> _WHAT IS EXPECTED_
Leave out the pictures and transcribe everything else exactly.

> _SOURCE MATERIAL_
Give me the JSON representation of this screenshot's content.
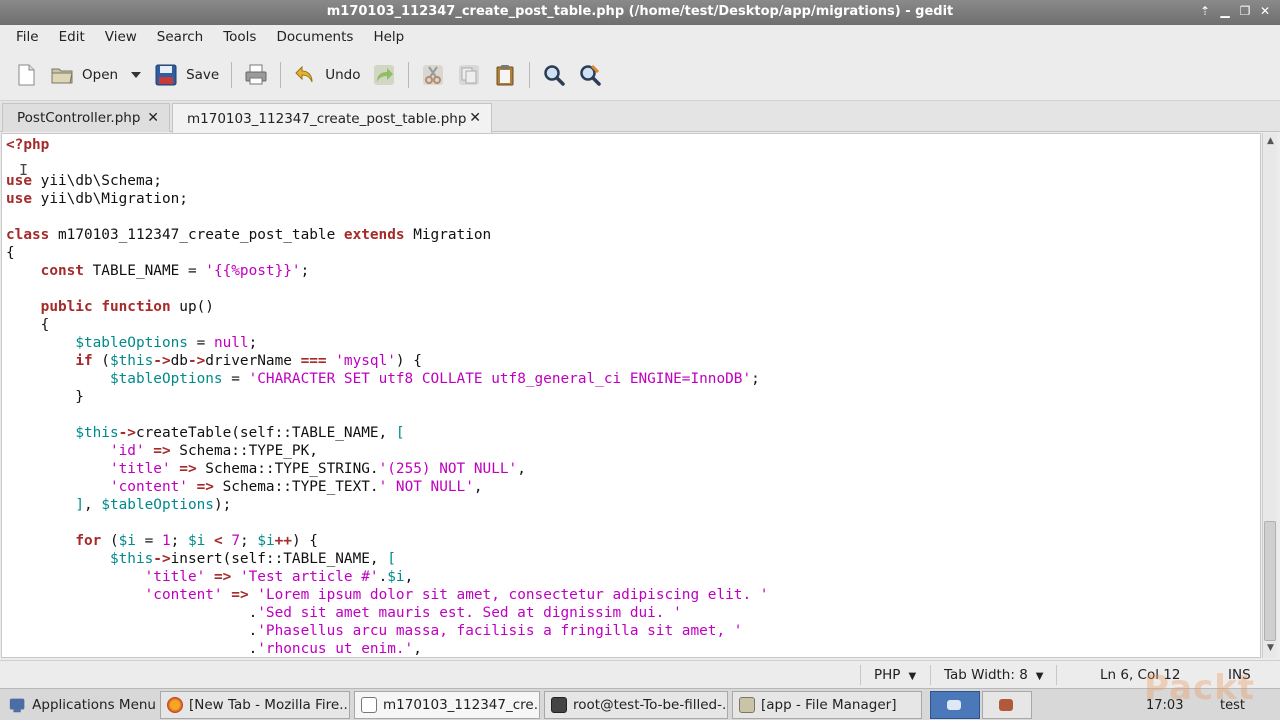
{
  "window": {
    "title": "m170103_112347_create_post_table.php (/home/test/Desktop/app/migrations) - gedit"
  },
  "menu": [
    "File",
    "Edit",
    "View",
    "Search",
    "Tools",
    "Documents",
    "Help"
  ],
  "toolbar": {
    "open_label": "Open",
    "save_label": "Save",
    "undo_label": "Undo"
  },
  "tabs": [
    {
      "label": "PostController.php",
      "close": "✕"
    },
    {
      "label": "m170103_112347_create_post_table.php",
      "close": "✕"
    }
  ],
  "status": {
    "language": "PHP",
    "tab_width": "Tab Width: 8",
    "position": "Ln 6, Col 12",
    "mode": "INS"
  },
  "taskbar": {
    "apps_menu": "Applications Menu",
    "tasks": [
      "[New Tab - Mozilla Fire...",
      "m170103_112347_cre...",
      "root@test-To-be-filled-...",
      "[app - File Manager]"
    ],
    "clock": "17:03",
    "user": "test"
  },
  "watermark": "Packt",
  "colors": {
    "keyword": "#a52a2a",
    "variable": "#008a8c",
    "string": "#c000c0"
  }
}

> _WORKED SOLUTION_
Give me the JSON representation of this screenshot's content.
{
  "window": {
    "title": "m170103_112347_create_post_table.php (/home/test/Desktop/app/migrations) - gedit"
  },
  "menu": [
    "File",
    "Edit",
    "View",
    "Search",
    "Tools",
    "Documents",
    "Help"
  ],
  "toolbar": {
    "open_label": "Open",
    "save_label": "Save",
    "undo_label": "Undo"
  },
  "tabs": [
    {
      "label": "PostController.php",
      "close": "✕"
    },
    {
      "label": "m170103_112347_create_post_table.php",
      "close": "✕"
    }
  ],
  "status": {
    "language": "PHP",
    "tab_width": "Tab Width: 8",
    "position": "Ln 6, Col 12",
    "mode": "INS"
  },
  "taskbar": {
    "apps_menu": "Applications Menu",
    "tasks": [
      "[New Tab - Mozilla Fire...",
      "m170103_112347_cre...",
      "root@test-To-be-filled-...",
      "[app - File Manager]"
    ],
    "clock": "17:03",
    "user": "test"
  },
  "watermark": "Packt",
  "colors": {
    "keyword": "#a52a2a",
    "variable": "#008a8c",
    "string": "#c000c0"
  }
}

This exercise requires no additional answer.